Short exercise
Tally the lines in these records that hold the string "документе", and reply with the number alone.
───── Input for this task ─────
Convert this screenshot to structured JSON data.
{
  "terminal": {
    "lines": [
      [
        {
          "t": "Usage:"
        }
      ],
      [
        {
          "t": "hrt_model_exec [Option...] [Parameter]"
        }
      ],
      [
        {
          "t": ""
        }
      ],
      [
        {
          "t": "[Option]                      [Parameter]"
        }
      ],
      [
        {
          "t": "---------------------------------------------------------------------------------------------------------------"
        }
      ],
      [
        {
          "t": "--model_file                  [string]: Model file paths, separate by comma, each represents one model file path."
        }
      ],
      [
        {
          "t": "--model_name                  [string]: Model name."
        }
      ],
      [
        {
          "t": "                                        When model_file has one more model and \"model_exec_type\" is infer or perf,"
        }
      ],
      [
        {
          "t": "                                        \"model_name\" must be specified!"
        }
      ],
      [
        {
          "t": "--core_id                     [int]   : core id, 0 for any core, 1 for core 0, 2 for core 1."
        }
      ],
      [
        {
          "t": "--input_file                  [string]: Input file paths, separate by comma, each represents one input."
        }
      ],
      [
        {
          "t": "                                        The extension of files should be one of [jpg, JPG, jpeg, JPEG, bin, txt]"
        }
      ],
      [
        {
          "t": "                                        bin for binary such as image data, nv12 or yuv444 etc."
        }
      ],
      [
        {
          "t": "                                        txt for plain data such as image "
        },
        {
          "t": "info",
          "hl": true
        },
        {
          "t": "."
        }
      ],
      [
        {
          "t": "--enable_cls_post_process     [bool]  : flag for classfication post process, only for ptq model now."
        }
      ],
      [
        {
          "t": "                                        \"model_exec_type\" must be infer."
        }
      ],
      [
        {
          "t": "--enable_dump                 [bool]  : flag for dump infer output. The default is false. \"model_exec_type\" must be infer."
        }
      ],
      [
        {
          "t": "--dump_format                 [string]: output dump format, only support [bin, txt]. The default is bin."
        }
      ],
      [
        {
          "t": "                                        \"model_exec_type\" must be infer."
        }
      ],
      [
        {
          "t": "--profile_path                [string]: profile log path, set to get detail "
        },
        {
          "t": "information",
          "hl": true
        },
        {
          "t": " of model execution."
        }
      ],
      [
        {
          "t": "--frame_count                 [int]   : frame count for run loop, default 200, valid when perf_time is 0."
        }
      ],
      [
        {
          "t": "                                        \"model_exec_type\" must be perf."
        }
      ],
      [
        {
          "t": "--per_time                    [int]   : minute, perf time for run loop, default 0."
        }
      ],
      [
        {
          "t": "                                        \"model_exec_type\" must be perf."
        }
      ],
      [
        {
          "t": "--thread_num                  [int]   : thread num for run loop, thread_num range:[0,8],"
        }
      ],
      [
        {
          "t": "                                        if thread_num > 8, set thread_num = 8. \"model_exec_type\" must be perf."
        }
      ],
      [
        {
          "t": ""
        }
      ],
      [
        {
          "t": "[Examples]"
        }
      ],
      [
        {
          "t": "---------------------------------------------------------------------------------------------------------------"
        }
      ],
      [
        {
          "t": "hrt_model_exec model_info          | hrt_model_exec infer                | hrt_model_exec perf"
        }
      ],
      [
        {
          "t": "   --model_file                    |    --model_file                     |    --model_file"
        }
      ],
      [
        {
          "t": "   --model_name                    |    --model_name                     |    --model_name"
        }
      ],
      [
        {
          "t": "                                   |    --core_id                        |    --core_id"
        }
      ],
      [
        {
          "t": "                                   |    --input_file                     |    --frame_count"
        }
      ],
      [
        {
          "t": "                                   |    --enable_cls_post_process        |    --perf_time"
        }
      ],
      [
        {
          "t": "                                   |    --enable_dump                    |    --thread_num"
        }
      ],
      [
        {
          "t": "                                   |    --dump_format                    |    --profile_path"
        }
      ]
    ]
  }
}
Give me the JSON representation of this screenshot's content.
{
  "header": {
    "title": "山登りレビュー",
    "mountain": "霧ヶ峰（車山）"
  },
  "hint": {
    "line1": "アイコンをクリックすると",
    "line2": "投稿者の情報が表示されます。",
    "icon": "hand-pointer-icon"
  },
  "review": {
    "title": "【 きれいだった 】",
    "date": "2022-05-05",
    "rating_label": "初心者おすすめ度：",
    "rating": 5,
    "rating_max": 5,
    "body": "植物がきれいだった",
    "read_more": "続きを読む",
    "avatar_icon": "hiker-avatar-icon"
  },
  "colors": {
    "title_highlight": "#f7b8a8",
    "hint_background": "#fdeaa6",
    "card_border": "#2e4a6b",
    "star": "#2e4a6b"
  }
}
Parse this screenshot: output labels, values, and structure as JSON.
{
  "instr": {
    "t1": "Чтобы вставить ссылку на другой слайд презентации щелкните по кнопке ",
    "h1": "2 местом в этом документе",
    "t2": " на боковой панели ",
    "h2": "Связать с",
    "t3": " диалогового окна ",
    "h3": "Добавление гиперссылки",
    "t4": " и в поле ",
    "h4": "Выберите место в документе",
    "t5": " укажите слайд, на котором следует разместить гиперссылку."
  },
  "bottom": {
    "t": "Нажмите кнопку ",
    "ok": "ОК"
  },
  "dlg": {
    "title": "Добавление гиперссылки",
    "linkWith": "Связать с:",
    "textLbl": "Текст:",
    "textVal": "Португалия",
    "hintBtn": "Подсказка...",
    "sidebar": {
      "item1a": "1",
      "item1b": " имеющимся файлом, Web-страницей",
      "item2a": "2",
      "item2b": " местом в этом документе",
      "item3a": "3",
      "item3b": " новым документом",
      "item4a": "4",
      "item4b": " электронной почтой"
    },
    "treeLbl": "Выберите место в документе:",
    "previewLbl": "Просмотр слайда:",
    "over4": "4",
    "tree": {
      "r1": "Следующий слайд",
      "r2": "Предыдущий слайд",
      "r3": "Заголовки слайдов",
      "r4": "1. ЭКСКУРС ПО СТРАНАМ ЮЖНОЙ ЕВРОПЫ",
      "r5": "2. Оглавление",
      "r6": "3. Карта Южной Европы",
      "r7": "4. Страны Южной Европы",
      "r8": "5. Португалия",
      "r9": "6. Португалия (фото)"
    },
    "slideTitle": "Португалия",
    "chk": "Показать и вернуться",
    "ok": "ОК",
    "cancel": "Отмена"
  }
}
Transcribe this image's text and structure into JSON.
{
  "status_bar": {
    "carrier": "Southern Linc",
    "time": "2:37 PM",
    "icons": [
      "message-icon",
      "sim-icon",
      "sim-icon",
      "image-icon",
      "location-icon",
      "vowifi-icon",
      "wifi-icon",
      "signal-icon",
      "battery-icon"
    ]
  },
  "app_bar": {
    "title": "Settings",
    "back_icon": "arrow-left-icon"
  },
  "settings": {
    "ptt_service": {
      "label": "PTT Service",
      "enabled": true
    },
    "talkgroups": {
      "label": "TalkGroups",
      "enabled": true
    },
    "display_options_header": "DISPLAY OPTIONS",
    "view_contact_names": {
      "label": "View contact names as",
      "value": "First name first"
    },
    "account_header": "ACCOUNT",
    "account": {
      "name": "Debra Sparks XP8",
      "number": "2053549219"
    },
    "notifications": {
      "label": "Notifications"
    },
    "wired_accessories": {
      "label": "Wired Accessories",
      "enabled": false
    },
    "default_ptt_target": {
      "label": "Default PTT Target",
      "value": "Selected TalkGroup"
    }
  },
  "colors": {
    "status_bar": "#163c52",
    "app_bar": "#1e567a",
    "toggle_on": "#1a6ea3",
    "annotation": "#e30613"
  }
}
─────
Exercise output
4